Requirement - Retype all of the material below line for line, without changing anything, and leave out the pictures.

──────── Task data ────────

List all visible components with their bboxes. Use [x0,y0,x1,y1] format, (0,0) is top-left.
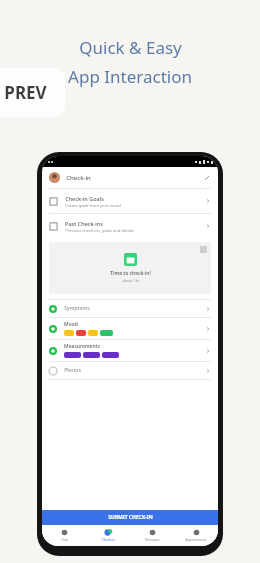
staticText: Check-in [102,538,115,542]
button[interactable]: Photos [42,362,218,379]
button[interactable]: Messages [130,525,174,546]
staticText: SUBMIT CHECK-IN [108,514,153,521]
button[interactable]: Edit [203,174,211,182]
staticText: PREV [4,81,47,104]
staticText: App Interaction [68,65,192,88]
button[interactable]: Check-in [42,167,218,188]
staticText: Check-in [66,174,91,182]
button[interactable]: SUBMIT CHECK-IN [42,510,218,525]
staticText: Measurements [64,343,100,350]
staticText: Chat [61,538,68,542]
staticText: Create goals from your mood [65,203,121,208]
staticText: Quick & Easy [79,36,182,59]
button[interactable]: Check-in [86,525,130,546]
button[interactable]: Past Check-ins [42,214,218,238]
button[interactable]: Measurements [42,340,218,361]
button[interactable]: Symptoms [42,300,218,317]
button[interactable]: PREV [0,68,65,117]
staticText: Mood [64,321,78,328]
staticText: Time to check-in! [110,270,151,277]
button[interactable]: Chat [42,525,86,546]
button[interactable]: Close [49,242,211,294]
staticText: Photos [64,367,81,374]
staticText: Messages [145,538,160,542]
staticText: about 1 hr [122,278,140,283]
staticText: Appointments [185,538,207,542]
button[interactable]: Appointments [174,525,218,546]
staticText: Symptoms [64,305,90,312]
staticText: Check-in Goals [65,195,104,202]
button[interactable]: Check-in Goals [42,189,218,213]
button[interactable]: Mood [42,318,218,339]
staticText: Previous check-ins, goals and details [65,228,134,233]
staticText: Past Check-ins [65,220,103,227]
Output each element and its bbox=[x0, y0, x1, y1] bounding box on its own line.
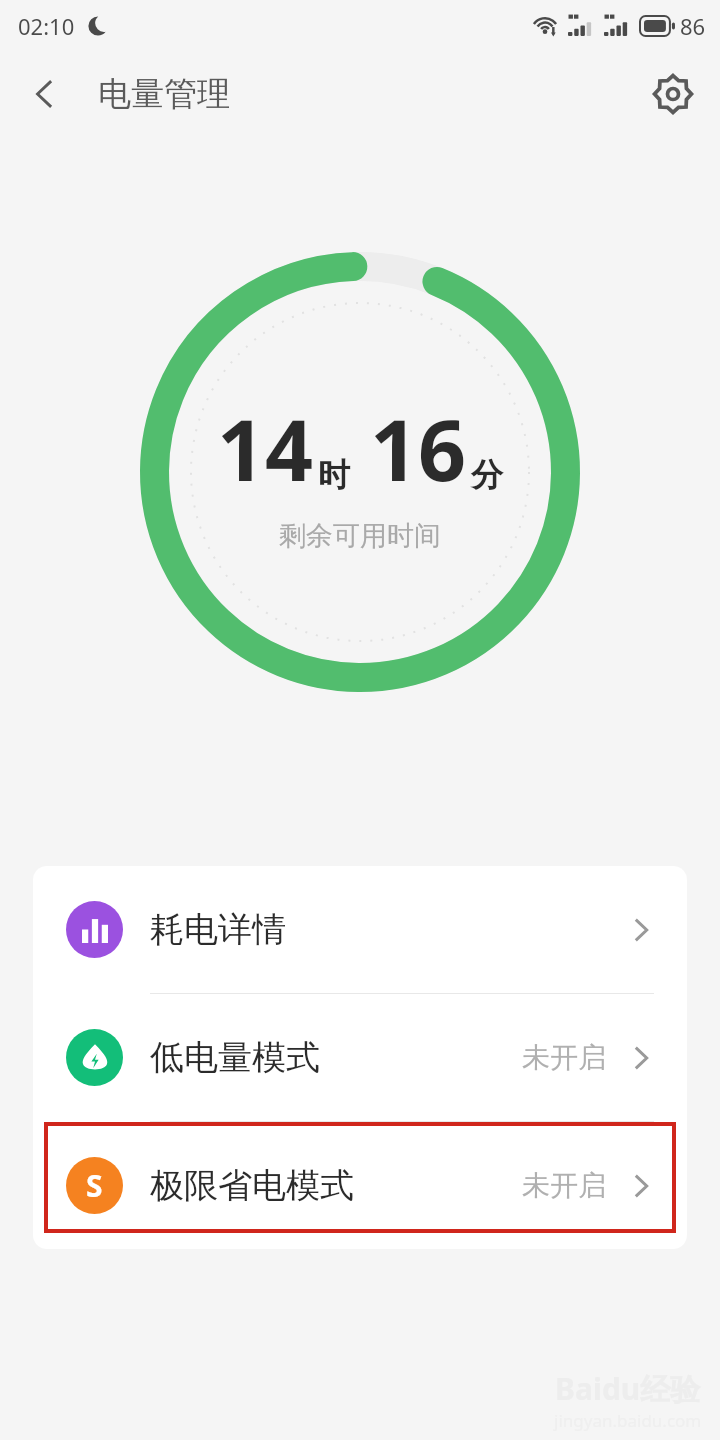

────────

Result below -
List all visible components with their bboxes. Use [x0,y0,x1,y1] format, (0,0) is top-left.
staticText: Check-in [102,538,115,542]
button[interactable]: Photos [42,362,218,379]
button[interactable]: Messages [130,525,174,546]
staticText: SUBMIT CHECK-IN [108,514,153,521]
button[interactable]: Edit [203,174,211,182]
staticText: PREV [4,81,47,104]
staticText: App Interaction [68,65,192,88]
button[interactable]: Check-in [42,167,218,188]
staticText: Check-in [66,174,91,182]
button[interactable]: SUBMIT CHECK-IN [42,510,218,525]
staticText: Measurements [64,343,100,350]
staticText: Chat [61,538,68,542]
staticText: Create goals from your mood [65,203,121,208]
staticText: Quick & Easy [79,36,182,59]
button[interactable]: Check-in [86,525,130,546]
button[interactable]: Past Check-ins [42,214,218,238]
button[interactable]: Measurements [42,340,218,361]
button[interactable]: Symptoms [42,300,218,317]
button[interactable]: PREV [0,68,65,117]
staticText: Mood [64,321,78,328]
staticText: Time to check-in! [110,270,151,277]
button[interactable]: Chat [42,525,86,546]
button[interactable]: Close [49,242,211,294]
staticText: Photos [64,367,81,374]
staticText: Messages [145,538,160,542]
staticText: about 1 hr [122,278,140,283]
staticText: Appointments [185,538,207,542]
button[interactable]: Appointments [174,525,218,546]
staticText: Symptoms [64,305,90,312]
staticText: Check-in Goals [65,195,104,202]
button[interactable]: Check-in Goals [42,189,218,213]
button[interactable]: Mood [42,318,218,339]
staticText: Previous check-ins, goals and details [65,228,134,233]
staticText: Past Check-ins [65,220,103,227]
Output each element and its bbox=[x0, y0, x1, y1] bounding box on its own line.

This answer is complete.